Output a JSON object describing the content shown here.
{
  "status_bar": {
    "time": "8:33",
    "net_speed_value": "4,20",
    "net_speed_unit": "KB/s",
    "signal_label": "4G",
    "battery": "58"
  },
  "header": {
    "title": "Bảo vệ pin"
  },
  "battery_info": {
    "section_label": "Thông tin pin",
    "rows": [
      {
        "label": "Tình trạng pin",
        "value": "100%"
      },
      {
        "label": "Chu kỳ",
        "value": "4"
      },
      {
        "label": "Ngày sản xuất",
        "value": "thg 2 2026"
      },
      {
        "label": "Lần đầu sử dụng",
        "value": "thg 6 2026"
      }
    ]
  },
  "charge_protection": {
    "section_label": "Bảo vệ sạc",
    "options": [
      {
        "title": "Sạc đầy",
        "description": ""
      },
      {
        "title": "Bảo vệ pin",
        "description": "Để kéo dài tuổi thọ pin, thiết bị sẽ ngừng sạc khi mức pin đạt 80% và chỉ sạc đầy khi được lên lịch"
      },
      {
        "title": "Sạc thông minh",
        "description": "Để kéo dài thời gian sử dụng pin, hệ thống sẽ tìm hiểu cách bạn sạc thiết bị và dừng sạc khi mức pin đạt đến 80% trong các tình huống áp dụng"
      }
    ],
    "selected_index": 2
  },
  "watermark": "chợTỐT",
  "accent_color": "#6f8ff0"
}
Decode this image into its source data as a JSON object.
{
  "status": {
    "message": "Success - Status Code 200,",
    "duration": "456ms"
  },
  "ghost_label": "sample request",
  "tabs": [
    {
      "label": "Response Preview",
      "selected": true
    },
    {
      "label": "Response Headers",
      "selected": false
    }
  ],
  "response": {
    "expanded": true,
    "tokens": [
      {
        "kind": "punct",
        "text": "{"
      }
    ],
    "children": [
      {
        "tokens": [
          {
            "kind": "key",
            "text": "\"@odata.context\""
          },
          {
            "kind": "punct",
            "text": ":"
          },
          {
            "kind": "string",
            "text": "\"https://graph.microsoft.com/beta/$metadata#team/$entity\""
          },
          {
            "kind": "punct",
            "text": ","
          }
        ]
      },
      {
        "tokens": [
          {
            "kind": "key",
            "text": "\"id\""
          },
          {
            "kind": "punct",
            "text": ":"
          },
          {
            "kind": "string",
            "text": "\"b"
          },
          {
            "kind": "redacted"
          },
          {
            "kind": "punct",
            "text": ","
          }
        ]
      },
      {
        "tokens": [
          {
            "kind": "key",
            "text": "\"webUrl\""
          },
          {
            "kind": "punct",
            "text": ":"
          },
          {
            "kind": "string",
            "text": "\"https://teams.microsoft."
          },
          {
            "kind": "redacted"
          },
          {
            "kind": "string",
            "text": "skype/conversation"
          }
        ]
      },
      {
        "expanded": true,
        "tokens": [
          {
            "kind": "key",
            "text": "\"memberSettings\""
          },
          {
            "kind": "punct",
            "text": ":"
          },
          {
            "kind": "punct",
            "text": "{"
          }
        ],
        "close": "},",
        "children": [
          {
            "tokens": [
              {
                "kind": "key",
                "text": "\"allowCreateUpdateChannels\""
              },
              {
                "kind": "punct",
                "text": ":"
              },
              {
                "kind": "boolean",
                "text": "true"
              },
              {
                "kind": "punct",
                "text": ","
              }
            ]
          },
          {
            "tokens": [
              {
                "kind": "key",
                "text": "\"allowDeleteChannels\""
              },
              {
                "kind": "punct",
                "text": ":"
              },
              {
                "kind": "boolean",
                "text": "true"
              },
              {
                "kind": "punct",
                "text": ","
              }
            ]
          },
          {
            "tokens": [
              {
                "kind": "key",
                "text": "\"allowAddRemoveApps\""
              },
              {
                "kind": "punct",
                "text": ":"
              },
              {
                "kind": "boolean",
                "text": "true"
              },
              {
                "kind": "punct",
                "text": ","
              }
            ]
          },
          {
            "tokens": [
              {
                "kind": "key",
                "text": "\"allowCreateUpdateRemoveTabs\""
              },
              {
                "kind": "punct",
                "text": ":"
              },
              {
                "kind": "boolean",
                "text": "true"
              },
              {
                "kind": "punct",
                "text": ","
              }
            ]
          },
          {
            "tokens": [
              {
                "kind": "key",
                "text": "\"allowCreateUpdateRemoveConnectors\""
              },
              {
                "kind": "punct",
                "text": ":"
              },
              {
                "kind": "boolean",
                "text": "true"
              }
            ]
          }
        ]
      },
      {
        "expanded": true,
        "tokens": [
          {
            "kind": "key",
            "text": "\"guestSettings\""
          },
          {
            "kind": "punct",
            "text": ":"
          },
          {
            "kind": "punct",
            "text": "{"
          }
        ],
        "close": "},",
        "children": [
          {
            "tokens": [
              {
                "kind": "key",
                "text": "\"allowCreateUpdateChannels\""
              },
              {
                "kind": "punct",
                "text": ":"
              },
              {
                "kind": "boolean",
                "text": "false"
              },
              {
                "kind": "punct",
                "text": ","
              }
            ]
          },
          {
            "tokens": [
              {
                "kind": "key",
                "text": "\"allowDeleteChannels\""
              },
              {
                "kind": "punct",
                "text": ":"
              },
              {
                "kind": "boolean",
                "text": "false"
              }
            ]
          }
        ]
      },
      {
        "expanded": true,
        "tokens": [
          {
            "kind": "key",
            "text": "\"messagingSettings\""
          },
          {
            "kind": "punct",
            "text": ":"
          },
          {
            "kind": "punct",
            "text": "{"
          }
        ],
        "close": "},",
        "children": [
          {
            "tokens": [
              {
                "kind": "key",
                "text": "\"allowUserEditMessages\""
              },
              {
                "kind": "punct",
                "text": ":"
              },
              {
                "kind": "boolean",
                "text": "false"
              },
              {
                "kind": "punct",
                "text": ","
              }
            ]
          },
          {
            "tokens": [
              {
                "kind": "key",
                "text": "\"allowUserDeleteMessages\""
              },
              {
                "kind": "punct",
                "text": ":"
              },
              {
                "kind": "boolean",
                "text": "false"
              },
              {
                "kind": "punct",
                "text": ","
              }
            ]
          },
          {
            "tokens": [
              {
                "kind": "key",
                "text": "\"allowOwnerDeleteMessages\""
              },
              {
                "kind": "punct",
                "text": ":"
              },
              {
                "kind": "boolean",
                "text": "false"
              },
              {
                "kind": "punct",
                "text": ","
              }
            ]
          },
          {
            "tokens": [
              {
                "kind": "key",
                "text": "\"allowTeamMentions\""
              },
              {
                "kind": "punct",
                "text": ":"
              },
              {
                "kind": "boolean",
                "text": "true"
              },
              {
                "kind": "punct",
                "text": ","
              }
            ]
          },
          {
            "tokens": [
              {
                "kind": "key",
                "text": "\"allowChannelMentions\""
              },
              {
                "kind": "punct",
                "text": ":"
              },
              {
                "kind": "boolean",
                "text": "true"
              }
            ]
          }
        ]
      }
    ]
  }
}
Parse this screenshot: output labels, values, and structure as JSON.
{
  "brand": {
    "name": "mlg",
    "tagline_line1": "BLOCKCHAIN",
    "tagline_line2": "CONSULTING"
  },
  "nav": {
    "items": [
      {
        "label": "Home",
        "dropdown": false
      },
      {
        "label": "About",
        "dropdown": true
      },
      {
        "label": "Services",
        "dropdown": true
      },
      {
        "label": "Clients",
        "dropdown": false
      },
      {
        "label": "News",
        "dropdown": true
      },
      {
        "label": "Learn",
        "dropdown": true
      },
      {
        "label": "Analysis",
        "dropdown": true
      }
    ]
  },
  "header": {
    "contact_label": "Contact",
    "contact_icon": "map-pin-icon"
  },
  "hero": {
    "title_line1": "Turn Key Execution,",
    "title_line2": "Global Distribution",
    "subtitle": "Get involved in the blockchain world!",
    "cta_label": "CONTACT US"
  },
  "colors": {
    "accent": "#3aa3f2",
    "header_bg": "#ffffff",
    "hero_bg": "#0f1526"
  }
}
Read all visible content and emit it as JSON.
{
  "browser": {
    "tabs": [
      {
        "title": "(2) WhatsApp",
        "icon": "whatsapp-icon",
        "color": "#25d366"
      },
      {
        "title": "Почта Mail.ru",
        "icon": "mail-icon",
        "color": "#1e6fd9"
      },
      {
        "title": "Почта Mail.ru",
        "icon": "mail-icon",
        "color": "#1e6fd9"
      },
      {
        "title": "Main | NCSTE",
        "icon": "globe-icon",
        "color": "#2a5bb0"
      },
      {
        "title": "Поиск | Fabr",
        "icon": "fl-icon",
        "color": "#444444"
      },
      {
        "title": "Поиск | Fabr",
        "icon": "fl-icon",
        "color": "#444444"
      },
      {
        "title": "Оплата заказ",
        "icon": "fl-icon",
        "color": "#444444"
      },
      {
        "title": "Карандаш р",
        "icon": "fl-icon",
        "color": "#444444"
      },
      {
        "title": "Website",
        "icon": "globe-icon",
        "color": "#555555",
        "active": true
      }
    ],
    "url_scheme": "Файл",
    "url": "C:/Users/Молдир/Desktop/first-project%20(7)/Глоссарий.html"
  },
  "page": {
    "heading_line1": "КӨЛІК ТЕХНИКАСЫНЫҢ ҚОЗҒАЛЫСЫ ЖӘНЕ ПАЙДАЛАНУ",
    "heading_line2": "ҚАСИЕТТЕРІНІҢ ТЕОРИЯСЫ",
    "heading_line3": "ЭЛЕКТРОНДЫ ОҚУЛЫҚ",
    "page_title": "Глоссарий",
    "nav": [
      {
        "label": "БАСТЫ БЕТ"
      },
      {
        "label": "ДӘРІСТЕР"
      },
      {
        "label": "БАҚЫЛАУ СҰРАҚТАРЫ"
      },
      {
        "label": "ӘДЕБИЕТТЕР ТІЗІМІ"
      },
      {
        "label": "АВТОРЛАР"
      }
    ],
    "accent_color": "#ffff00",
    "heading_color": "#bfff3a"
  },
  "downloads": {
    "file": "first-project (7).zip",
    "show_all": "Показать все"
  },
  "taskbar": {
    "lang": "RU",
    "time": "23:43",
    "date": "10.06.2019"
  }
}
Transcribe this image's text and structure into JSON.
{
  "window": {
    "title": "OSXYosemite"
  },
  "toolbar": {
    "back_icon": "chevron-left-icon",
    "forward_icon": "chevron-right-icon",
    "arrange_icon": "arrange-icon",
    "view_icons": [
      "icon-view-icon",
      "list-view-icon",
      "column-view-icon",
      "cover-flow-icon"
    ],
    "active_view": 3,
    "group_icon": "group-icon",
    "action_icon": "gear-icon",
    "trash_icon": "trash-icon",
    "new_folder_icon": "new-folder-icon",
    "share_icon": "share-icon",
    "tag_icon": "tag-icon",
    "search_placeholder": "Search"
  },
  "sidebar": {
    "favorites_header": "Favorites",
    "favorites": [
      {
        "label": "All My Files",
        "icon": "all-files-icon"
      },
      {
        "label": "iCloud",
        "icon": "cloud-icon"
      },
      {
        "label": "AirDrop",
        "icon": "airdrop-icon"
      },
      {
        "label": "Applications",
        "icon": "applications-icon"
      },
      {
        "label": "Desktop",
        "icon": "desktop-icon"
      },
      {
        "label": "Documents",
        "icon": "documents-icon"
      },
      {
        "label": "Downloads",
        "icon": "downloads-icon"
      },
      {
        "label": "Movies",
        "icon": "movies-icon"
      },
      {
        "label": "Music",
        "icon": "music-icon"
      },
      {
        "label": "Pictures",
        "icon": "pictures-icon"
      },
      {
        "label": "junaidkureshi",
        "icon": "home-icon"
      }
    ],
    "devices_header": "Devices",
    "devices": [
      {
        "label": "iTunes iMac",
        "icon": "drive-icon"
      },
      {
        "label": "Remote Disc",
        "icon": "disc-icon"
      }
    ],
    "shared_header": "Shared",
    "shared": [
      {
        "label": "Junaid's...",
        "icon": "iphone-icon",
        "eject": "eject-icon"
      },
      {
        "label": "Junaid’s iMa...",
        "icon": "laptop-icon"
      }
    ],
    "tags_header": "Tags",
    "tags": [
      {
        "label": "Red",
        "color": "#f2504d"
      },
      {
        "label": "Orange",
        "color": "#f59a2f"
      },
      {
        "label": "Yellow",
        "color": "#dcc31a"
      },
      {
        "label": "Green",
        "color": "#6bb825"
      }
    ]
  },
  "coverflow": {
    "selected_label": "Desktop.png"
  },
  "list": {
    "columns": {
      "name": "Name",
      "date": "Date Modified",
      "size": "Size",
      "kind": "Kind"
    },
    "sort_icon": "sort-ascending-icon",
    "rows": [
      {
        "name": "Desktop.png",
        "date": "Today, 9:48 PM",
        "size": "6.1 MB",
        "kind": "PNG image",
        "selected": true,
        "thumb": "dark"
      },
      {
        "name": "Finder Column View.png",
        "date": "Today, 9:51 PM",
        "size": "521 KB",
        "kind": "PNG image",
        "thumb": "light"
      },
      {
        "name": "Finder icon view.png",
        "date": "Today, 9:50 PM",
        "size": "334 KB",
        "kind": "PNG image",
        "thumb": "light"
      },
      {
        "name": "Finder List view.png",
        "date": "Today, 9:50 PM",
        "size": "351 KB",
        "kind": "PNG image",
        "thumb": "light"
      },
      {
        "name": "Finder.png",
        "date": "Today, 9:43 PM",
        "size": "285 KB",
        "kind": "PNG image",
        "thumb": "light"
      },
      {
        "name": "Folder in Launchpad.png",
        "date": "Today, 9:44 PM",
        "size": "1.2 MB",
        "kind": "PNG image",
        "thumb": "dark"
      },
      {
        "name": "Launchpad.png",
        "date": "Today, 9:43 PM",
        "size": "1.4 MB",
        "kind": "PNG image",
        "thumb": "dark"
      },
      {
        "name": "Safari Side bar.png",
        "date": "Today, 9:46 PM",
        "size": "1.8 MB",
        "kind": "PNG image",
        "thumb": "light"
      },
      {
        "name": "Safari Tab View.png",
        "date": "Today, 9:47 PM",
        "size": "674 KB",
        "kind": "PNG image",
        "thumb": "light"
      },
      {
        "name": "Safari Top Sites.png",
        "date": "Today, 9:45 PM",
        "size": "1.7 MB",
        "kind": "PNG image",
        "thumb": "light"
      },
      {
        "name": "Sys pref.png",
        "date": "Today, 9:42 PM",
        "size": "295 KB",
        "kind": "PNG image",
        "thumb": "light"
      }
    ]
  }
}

•••••

PROBLEM DESCRIPTION
Spot every line that holds "chevron" and copy it.

EXERCISE ANSWER
    "back_icon": "chevron-left-icon",
    "forward_icon": "chevron-right-icon",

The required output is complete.